[Exercise objective] Reproduce the data below line for line without altering anything, but leave the pictures out of your answer.

[Layout annotation records]
++++++++++++++++++++

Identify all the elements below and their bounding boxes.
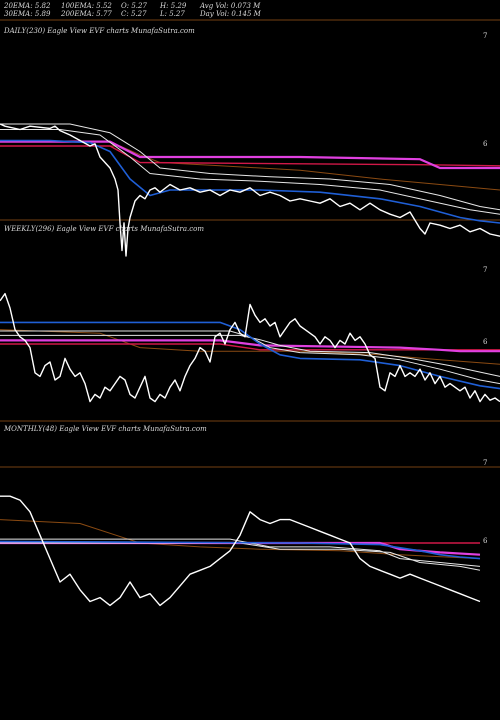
header-ema200: 200EMA: 5.77 xyxy=(61,10,112,18)
panel-0-series-1-ema-blue xyxy=(0,139,500,224)
panel-2-series-3-ema-white xyxy=(0,542,481,571)
panel-2-series-0-price xyxy=(0,495,481,607)
panel-0-ytick-1: 6 xyxy=(483,140,488,148)
panel-0-title: DAILY(230) Eagle View EVF charts MunafaS… xyxy=(3,27,195,35)
panel-1-title: WEEKLY(296) Eagle View EVF charts Munafa… xyxy=(4,225,204,233)
panel-0-ytick-0: 7 xyxy=(483,32,487,40)
panel-1-ytick-1: 6 xyxy=(483,338,488,346)
panel-0-series-0-price xyxy=(0,123,500,257)
panel-1-series-5-ema-magenta xyxy=(0,339,500,353)
header-ema20: 20EMA: 5.82 xyxy=(4,2,51,10)
header-avg-vol: Avg Vol: 0.073 M xyxy=(200,2,261,10)
panel-1-series-0-price xyxy=(0,292,500,403)
header-high: H: 5.29 xyxy=(160,2,187,10)
panel-2-series-4-ema-brown xyxy=(0,519,481,560)
panel-2-ytick-0: 7 xyxy=(483,459,487,467)
panel-0-series-5-ema-magenta xyxy=(0,140,500,170)
panel-2-title: MONTHLY(48) Eagle View EVF charts Munafa… xyxy=(3,425,207,433)
panel-1-ytick-0: 7 xyxy=(483,266,487,274)
panel-0-series-3-ema-white xyxy=(0,123,500,211)
panel-1-series-4-ema-brown xyxy=(0,329,500,365)
indicator-header: 20EMA: 5.82 100EMA: 5.52 O: 5.27 H: 5.29… xyxy=(0,0,500,20)
header-open: O: 5.27 xyxy=(121,2,147,10)
panel-2-ytick-1: 6 xyxy=(483,537,488,545)
panel-2-series-1-ema-blue xyxy=(0,540,481,560)
header-day-vol: Day Vol: 0.145 M xyxy=(200,10,261,18)
panel-0-series-2-ema-white xyxy=(0,129,500,215)
header-ema30: 30EMA: 5.89 xyxy=(4,10,51,18)
panel-0-series-6-ema-red xyxy=(0,145,500,167)
panel-0-series-4-ema-brown xyxy=(0,145,500,191)
header-close: C: 5.27 xyxy=(121,10,147,18)
panel-1-series-1-ema-blue xyxy=(0,321,500,390)
header-ema100: 100EMA: 5.52 xyxy=(61,2,112,10)
header-low: L: 5.27 xyxy=(160,10,185,18)
panel-1-series-3-ema-white xyxy=(0,334,500,377)
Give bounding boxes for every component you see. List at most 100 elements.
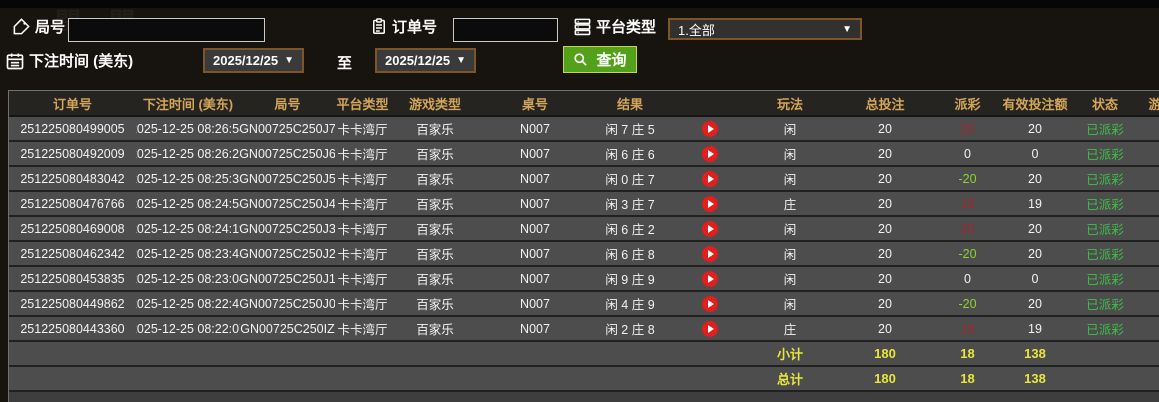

++++++++++++++++++++

[Completed exercise]
Identify all the elements below and their bounding boxes.
header-ema200: 200EMA: 5.77 xyxy=(61,10,112,18)
panel-0-series-1-ema-blue xyxy=(0,139,500,224)
panel-2-series-3-ema-white xyxy=(0,542,481,571)
panel-2-series-0-price xyxy=(0,495,481,607)
panel-0-ytick-1: 6 xyxy=(483,140,488,148)
panel-0-title: DAILY(230) Eagle View EVF charts MunafaS… xyxy=(3,27,195,35)
panel-1-title: WEEKLY(296) Eagle View EVF charts Munafa… xyxy=(4,225,204,233)
panel-0-ytick-0: 7 xyxy=(483,32,487,40)
panel-1-ytick-1: 6 xyxy=(483,338,488,346)
panel-0-series-0-price xyxy=(0,123,500,257)
panel-1-series-5-ema-magenta xyxy=(0,339,500,353)
header-ema20: 20EMA: 5.82 xyxy=(4,2,51,10)
header-avg-vol: Avg Vol: 0.073 M xyxy=(200,2,261,10)
panel-1-series-0-price xyxy=(0,292,500,403)
header-high: H: 5.29 xyxy=(160,2,187,10)
panel-2-series-4-ema-brown xyxy=(0,519,481,560)
panel-2-ytick-0: 7 xyxy=(483,459,487,467)
panel-0-series-5-ema-magenta xyxy=(0,140,500,170)
panel-2-title: MONTHLY(48) Eagle View EVF charts Munafa… xyxy=(3,425,207,433)
panel-1-ytick-0: 7 xyxy=(483,266,487,274)
panel-0-series-3-ema-white xyxy=(0,123,500,211)
panel-1-series-4-ema-brown xyxy=(0,329,500,365)
indicator-header: 20EMA: 5.82 100EMA: 5.52 O: 5.27 H: 5.29… xyxy=(0,0,500,20)
header-open: O: 5.27 xyxy=(121,2,147,10)
panel-2-ytick-1: 6 xyxy=(483,537,488,545)
panel-2-series-1-ema-blue xyxy=(0,540,481,560)
header-day-vol: Day Vol: 0.145 M xyxy=(200,10,261,18)
panel-0-series-2-ema-white xyxy=(0,129,500,215)
header-ema30: 30EMA: 5.89 xyxy=(4,10,51,18)
panel-0-series-6-ema-red xyxy=(0,145,500,167)
panel-0-series-4-ema-brown xyxy=(0,145,500,191)
header-close: C: 5.27 xyxy=(121,10,147,18)
panel-1-series-1-ema-blue xyxy=(0,321,500,390)
header-ema100: 100EMA: 5.52 xyxy=(61,2,112,10)
header-low: L: 5.27 xyxy=(160,10,185,18)
panel-1-series-3-ema-white xyxy=(0,334,500,377)
Give bounding boxes for every component you see. List at most 100 elements.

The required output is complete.